** Exercise prompt **
What follows is a listing to be transcribed exactly.

[Start Exercise materials]

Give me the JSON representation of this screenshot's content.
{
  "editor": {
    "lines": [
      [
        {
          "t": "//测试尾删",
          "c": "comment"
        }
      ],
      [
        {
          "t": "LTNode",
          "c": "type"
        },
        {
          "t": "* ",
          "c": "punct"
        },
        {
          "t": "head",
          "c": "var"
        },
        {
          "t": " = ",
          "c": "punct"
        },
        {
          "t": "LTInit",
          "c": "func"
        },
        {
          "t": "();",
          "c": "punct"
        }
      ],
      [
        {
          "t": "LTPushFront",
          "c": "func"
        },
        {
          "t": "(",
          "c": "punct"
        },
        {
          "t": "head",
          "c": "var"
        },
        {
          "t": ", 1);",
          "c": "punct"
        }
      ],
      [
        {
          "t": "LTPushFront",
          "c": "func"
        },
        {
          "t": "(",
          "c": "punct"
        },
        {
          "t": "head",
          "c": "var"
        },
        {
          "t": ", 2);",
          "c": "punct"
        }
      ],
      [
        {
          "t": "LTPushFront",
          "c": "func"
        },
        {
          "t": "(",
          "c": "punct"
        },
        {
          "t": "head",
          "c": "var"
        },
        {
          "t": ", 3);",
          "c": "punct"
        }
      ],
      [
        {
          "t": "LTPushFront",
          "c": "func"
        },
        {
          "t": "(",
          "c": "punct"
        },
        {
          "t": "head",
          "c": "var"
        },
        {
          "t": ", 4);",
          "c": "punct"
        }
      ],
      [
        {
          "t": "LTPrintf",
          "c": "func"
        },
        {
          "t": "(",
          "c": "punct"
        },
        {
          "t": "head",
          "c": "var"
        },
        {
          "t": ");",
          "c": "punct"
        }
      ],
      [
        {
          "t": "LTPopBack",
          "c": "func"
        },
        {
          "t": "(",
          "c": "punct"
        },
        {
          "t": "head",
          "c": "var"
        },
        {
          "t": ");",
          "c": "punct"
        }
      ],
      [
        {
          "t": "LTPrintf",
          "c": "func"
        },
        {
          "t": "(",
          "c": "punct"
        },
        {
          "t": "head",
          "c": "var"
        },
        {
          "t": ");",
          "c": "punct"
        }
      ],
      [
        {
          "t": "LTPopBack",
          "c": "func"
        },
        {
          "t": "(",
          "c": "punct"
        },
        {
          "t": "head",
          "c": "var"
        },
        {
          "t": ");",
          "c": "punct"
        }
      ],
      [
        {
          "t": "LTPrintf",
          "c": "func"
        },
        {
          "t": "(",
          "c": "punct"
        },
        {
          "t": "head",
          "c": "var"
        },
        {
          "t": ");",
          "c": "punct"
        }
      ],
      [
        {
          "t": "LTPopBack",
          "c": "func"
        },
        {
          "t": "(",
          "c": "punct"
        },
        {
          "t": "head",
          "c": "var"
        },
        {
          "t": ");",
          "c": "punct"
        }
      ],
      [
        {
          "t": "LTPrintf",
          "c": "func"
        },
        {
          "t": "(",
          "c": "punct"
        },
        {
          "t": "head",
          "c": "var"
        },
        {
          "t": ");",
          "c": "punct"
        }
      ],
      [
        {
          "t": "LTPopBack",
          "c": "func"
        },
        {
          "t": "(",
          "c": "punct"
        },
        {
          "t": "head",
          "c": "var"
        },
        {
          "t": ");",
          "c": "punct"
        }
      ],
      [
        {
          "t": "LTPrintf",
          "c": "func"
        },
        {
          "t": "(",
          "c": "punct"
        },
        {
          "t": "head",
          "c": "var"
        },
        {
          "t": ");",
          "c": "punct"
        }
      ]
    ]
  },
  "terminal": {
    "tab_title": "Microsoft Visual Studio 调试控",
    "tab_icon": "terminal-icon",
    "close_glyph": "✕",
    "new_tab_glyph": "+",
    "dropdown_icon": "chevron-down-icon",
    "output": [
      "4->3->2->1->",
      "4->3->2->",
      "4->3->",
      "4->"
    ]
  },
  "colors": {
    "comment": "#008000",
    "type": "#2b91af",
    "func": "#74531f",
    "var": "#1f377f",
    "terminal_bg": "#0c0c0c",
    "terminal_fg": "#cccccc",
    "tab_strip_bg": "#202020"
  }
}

[End Exercise materials]

** The completed task **
Give me the JSON representation of this screenshot's content.
{
  "editor": {
    "lines": [
      [
        {
          "t": "//测试尾删",
          "c": "comment"
        }
      ],
      [
        {
          "t": "LTNode",
          "c": "type"
        },
        {
          "t": "* ",
          "c": "punct"
        },
        {
          "t": "head",
          "c": "var"
        },
        {
          "t": " = ",
          "c": "punct"
        },
        {
          "t": "LTInit",
          "c": "func"
        },
        {
          "t": "();",
          "c": "punct"
        }
      ],
      [
        {
          "t": "LTPushFront",
          "c": "func"
        },
        {
          "t": "(",
          "c": "punct"
        },
        {
          "t": "head",
          "c": "var"
        },
        {
          "t": ", 1);",
          "c": "punct"
        }
      ],
      [
        {
          "t": "LTPushFront",
          "c": "func"
        },
        {
          "t": "(",
          "c": "punct"
        },
        {
          "t": "head",
          "c": "var"
        },
        {
          "t": ", 2);",
          "c": "punct"
        }
      ],
      [
        {
          "t": "LTPushFront",
          "c": "func"
        },
        {
          "t": "(",
          "c": "punct"
        },
        {
          "t": "head",
          "c": "var"
        },
        {
          "t": ", 3);",
          "c": "punct"
        }
      ],
      [
        {
          "t": "LTPushFront",
          "c": "func"
        },
        {
          "t": "(",
          "c": "punct"
        },
        {
          "t": "head",
          "c": "var"
        },
        {
          "t": ", 4);",
          "c": "punct"
        }
      ],
      [
        {
          "t": "LTPrintf",
          "c": "func"
        },
        {
          "t": "(",
          "c": "punct"
        },
        {
          "t": "head",
          "c": "var"
        },
        {
          "t": ");",
          "c": "punct"
        }
      ],
      [
        {
          "t": "LTPopBack",
          "c": "func"
        },
        {
          "t": "(",
          "c": "punct"
        },
        {
          "t": "head",
          "c": "var"
        },
        {
          "t": ");",
          "c": "punct"
        }
      ],
      [
        {
          "t": "LTPrintf",
          "c": "func"
        },
        {
          "t": "(",
          "c": "punct"
        },
        {
          "t": "head",
          "c": "var"
        },
        {
          "t": ");",
          "c": "punct"
        }
      ],
      [
        {
          "t": "LTPopBack",
          "c": "func"
        },
        {
          "t": "(",
          "c": "punct"
        },
        {
          "t": "head",
          "c": "var"
        },
        {
          "t": ");",
          "c": "punct"
        }
      ],
      [
        {
          "t": "LTPrintf",
          "c": "func"
        },
        {
          "t": "(",
          "c": "punct"
        },
        {
          "t": "head",
          "c": "var"
        },
        {
          "t": ");",
          "c": "punct"
        }
      ],
      [
        {
          "t": "LTPopBack",
          "c": "func"
        },
        {
          "t": "(",
          "c": "punct"
        },
        {
          "t": "head",
          "c": "var"
        },
        {
          "t": ");",
          "c": "punct"
        }
      ],
      [
        {
          "t": "LTPrintf",
          "c": "func"
        },
        {
          "t": "(",
          "c": "punct"
        },
        {
          "t": "head",
          "c": "var"
        },
        {
          "t": ");",
          "c": "punct"
        }
      ],
      [
        {
          "t": "LTPopBack",
          "c": "func"
        },
        {
          "t": "(",
          "c": "punct"
        },
        {
          "t": "head",
          "c": "var"
        },
        {
          "t": ");",
          "c": "punct"
        }
      ],
      [
        {
          "t": "LTPrintf",
          "c": "func"
        },
        {
          "t": "(",
          "c": "punct"
        },
        {
          "t": "head",
          "c": "var"
        },
        {
          "t": ");",
          "c": "punct"
        }
      ]
    ]
  },
  "terminal": {
    "tab_title": "Microsoft Visual Studio 调试控",
    "tab_icon": "terminal-icon",
    "close_glyph": "✕",
    "new_tab_glyph": "+",
    "dropdown_icon": "chevron-down-icon",
    "output": [
      "4->3->2->1->",
      "4->3->2->",
      "4->3->",
      "4->"
    ]
  },
  "colors": {
    "comment": "#008000",
    "type": "#2b91af",
    "func": "#74531f",
    "var": "#1f377f",
    "terminal_bg": "#0c0c0c",
    "terminal_fg": "#cccccc",
    "tab_strip_bg": "#202020"
  }
}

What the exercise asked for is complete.